-- Data entries --
------------------------
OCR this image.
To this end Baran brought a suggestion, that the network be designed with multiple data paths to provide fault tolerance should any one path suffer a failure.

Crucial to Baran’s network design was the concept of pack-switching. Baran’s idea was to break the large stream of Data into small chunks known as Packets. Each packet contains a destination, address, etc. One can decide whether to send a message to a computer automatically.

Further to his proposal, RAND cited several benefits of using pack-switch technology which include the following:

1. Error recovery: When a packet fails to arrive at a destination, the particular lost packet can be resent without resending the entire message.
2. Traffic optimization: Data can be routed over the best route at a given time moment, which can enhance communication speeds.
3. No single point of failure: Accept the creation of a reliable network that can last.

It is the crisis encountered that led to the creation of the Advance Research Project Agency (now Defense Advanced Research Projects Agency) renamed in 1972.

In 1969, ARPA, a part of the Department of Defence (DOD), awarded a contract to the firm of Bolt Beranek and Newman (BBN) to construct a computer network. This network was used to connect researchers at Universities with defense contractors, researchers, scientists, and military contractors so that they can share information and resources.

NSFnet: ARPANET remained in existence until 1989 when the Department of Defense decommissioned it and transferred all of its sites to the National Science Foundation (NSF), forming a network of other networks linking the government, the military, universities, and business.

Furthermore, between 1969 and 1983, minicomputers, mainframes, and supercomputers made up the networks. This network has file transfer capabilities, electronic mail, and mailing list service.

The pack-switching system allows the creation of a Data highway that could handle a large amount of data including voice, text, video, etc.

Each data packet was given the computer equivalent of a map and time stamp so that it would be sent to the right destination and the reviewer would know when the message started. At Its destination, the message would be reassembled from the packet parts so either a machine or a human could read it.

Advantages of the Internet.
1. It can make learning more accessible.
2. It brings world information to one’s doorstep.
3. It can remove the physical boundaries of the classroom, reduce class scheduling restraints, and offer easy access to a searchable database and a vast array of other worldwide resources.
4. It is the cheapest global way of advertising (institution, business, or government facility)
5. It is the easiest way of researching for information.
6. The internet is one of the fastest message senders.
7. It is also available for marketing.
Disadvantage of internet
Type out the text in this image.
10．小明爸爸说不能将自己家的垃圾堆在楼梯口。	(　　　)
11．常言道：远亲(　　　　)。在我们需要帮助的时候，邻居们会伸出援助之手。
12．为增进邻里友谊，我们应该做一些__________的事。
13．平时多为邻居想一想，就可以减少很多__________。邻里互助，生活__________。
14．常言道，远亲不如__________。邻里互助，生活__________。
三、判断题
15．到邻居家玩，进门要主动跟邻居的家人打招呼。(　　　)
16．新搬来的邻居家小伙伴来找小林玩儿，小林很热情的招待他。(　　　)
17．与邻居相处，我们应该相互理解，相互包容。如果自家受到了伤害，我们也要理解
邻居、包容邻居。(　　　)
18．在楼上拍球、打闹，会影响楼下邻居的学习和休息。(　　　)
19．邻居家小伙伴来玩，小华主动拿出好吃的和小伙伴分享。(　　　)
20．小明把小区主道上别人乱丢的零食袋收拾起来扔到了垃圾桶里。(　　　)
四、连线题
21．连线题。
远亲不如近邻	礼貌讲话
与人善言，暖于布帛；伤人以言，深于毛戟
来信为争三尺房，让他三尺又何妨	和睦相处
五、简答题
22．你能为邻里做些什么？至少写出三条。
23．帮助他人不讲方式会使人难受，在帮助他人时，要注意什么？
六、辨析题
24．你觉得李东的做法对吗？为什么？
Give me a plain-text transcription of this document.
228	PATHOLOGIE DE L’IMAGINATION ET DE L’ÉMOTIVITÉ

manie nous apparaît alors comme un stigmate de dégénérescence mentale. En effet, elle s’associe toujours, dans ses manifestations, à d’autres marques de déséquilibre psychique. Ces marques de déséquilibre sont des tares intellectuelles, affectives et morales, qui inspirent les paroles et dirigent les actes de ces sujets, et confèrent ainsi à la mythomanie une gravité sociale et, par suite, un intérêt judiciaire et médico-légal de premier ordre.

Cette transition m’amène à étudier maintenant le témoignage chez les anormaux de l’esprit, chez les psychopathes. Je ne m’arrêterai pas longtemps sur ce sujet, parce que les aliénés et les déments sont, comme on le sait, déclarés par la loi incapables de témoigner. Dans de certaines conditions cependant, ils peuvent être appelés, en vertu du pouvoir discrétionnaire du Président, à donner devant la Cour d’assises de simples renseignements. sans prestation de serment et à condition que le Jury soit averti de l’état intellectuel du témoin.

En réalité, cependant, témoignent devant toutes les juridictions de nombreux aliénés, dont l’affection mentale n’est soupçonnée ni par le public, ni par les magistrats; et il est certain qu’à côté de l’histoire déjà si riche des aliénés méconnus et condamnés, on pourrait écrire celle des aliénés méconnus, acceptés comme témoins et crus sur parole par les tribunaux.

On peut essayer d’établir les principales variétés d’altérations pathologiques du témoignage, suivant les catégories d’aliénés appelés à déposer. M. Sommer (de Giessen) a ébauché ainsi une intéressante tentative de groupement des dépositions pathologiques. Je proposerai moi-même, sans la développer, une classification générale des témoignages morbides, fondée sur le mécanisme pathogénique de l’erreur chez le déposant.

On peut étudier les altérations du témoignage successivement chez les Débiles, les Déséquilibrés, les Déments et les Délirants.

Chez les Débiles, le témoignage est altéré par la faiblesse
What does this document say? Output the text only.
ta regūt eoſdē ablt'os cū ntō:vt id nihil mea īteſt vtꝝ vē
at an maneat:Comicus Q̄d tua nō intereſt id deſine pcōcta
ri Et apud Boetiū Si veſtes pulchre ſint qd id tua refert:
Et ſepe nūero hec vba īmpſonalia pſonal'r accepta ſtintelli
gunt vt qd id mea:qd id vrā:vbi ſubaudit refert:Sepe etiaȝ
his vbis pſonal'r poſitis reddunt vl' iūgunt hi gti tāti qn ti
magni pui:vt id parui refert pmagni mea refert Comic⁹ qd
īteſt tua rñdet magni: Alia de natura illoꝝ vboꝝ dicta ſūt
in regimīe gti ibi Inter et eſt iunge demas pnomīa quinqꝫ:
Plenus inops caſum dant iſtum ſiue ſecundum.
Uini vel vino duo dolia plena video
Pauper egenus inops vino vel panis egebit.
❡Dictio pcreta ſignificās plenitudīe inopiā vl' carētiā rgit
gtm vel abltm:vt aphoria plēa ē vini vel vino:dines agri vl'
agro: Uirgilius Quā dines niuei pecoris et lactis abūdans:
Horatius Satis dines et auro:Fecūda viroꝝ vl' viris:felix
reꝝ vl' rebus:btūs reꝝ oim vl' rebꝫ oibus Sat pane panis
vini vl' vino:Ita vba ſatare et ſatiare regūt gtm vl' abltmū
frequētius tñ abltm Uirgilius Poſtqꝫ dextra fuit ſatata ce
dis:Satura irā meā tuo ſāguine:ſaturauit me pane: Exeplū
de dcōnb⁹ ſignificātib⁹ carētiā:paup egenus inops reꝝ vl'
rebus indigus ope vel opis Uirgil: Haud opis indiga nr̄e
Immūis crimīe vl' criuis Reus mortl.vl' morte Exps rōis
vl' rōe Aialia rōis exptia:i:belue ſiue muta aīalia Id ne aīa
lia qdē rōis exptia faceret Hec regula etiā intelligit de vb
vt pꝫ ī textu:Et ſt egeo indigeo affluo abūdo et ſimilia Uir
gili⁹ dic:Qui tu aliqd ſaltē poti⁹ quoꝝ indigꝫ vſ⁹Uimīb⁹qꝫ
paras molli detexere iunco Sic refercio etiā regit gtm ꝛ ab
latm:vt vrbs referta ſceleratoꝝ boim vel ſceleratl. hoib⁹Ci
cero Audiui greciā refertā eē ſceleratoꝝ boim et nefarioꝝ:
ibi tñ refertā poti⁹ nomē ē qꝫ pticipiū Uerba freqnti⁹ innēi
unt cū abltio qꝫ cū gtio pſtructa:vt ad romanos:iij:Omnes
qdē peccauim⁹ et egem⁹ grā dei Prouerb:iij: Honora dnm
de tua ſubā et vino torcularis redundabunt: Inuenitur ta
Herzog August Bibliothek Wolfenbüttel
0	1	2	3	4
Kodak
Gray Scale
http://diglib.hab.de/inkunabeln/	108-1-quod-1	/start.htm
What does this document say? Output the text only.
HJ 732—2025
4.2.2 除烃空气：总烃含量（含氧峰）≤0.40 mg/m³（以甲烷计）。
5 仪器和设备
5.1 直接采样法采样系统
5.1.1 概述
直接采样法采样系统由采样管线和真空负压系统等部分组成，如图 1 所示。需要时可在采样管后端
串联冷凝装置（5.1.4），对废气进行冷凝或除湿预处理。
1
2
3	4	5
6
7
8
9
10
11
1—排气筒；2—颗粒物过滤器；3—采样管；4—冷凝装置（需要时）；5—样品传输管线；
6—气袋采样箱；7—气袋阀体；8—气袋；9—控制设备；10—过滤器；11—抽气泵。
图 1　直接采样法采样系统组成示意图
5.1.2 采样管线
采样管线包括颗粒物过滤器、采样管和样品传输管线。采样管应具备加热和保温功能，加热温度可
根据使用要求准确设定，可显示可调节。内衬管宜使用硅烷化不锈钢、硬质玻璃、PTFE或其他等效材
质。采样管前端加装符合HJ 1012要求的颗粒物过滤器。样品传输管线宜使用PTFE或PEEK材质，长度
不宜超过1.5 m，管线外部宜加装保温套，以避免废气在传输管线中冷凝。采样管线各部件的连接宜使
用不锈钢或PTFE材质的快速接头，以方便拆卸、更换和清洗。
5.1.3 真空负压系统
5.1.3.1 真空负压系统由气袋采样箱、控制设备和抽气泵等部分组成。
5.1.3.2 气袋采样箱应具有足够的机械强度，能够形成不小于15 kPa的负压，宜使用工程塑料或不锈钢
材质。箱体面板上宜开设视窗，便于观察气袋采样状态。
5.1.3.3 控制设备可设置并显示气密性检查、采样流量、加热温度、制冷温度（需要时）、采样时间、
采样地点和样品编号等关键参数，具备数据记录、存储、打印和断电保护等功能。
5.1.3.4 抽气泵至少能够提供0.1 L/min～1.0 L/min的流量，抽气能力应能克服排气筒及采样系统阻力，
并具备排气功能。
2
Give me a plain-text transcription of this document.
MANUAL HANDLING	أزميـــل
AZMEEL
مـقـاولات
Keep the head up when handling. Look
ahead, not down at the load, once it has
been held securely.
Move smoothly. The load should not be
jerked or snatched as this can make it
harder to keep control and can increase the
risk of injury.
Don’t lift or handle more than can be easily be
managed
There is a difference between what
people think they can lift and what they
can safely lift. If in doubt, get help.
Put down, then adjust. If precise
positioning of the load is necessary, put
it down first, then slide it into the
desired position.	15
------------------------
-- Problem details --
How many lines in these entries hold the string "Each"? Answer with the number alone.

-- Answer to the exercise --
2